Do this — Gather all lines from the material that contain the word "adicionada".
########################################
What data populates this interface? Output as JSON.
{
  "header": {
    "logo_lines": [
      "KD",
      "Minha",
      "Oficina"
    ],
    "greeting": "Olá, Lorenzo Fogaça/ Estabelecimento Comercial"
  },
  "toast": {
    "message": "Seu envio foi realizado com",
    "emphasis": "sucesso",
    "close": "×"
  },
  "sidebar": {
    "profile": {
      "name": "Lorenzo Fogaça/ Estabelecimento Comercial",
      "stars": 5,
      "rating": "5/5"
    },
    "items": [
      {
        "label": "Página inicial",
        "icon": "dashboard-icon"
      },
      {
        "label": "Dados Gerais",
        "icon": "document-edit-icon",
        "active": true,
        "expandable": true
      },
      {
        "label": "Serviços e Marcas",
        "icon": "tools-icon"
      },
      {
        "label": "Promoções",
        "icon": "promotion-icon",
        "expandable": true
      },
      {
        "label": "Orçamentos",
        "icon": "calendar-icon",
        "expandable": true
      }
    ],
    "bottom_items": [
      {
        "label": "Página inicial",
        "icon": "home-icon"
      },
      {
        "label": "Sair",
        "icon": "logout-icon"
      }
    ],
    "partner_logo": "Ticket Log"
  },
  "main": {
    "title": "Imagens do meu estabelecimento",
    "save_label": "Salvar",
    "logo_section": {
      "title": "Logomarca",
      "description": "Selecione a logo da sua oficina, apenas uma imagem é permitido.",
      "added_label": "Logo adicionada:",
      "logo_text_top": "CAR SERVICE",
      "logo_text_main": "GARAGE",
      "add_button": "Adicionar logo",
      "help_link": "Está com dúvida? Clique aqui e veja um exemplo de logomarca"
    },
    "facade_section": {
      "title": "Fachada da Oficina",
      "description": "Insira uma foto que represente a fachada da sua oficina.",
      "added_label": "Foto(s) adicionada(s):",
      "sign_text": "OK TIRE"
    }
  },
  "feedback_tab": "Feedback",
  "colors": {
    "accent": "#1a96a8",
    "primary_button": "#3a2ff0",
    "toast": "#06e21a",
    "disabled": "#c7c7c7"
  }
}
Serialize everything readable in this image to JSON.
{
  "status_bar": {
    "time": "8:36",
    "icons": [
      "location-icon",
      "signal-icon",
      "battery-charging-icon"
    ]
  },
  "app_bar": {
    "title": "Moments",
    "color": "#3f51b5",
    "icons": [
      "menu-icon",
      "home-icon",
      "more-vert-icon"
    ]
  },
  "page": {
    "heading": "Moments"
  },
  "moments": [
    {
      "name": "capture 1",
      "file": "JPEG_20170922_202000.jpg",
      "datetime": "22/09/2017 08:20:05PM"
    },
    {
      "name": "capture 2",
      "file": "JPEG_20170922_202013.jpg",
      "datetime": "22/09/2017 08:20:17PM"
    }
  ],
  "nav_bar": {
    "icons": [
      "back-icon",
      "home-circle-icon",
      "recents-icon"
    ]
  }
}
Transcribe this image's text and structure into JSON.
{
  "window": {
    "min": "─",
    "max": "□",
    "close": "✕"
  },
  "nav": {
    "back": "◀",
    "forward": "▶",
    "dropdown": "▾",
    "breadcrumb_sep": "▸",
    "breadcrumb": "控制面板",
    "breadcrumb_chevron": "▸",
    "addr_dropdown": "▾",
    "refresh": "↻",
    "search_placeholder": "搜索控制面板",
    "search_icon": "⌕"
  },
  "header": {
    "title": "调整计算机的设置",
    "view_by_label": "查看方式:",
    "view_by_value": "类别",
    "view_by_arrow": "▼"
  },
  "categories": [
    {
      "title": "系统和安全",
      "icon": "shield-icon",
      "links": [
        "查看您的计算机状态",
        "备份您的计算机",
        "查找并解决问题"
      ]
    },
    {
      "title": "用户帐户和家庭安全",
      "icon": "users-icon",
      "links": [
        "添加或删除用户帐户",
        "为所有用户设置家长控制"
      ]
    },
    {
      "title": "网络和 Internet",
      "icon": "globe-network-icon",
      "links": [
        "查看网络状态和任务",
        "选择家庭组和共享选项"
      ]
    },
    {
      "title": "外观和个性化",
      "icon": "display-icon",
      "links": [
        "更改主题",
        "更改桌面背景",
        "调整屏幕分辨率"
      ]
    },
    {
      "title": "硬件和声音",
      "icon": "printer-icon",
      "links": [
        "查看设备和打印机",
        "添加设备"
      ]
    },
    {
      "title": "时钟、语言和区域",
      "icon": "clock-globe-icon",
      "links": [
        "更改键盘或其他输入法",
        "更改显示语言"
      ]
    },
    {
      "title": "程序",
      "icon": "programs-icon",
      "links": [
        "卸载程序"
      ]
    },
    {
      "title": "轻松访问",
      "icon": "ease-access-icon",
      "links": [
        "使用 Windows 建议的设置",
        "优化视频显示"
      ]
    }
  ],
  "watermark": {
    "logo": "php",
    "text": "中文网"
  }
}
########################################
Full response —
      "added_label": "Logo adicionada:",
      "added_label": "Foto(s) adicionada(s):",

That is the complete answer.